● **What you have to do**:
Tally the lines containing the word "marker", and report the tally alone.

— START Working data —

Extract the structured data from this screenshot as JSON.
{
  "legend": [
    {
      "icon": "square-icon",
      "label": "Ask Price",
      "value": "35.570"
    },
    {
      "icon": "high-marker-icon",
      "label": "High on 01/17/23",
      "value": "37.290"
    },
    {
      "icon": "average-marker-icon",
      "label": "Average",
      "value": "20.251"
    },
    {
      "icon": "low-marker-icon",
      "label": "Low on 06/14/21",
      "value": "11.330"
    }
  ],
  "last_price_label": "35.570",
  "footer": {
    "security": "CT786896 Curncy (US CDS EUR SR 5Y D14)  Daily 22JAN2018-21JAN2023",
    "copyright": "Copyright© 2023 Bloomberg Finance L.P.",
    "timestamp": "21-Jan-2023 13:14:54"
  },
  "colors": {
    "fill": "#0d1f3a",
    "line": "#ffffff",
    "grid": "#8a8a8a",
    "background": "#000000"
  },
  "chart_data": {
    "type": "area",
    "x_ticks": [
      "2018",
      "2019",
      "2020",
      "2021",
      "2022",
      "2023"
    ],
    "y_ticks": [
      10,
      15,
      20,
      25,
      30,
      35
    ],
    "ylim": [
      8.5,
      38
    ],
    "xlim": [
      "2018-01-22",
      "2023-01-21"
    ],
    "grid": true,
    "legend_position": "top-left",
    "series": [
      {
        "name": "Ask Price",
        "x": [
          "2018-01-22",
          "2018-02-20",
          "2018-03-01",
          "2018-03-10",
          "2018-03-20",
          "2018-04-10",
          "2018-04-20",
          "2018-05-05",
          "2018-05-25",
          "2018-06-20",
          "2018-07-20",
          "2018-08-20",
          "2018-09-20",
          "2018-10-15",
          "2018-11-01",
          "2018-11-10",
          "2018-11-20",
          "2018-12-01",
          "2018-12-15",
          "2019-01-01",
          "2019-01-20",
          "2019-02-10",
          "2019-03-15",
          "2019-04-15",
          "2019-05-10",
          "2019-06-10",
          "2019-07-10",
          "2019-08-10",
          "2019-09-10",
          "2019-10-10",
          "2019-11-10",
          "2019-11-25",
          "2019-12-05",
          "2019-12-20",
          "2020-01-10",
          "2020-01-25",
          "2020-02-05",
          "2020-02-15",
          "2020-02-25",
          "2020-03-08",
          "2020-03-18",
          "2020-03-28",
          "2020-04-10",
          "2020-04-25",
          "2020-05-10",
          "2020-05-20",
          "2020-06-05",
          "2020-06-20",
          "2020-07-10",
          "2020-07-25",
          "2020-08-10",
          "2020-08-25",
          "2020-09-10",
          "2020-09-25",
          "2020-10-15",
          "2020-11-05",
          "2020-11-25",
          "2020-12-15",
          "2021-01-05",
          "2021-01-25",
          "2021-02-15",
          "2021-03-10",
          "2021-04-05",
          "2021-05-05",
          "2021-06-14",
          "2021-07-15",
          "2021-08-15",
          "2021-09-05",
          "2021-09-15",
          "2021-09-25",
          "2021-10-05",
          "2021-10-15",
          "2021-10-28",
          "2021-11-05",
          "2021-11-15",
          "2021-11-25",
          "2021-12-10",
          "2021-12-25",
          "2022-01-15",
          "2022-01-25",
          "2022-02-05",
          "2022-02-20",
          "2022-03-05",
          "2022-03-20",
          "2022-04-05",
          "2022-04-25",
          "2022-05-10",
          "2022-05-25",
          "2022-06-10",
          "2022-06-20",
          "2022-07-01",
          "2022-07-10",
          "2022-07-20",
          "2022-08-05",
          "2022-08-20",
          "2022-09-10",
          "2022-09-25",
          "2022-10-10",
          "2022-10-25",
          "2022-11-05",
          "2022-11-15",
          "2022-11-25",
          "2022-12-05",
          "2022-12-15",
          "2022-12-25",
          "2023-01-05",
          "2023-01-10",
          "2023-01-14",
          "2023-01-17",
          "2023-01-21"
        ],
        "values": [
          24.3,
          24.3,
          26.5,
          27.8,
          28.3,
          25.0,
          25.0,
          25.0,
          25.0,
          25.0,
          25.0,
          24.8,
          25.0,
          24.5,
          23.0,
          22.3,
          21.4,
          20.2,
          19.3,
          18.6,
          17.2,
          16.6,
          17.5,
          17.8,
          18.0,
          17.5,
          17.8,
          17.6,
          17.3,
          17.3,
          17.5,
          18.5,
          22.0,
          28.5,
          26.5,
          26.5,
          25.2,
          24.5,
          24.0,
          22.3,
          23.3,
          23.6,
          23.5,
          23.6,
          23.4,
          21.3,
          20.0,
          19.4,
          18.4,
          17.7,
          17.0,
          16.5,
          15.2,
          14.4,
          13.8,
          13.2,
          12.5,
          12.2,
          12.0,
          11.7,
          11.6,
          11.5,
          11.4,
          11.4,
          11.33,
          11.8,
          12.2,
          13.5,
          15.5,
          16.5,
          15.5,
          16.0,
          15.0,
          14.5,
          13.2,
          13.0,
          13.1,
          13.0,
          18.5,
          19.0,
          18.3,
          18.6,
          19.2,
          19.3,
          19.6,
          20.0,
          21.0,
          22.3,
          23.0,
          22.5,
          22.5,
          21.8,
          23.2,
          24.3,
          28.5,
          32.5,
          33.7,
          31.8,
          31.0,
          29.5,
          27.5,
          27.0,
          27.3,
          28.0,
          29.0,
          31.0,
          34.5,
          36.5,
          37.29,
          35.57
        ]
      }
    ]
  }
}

— END Working data —

● **Result of the exercise**:
3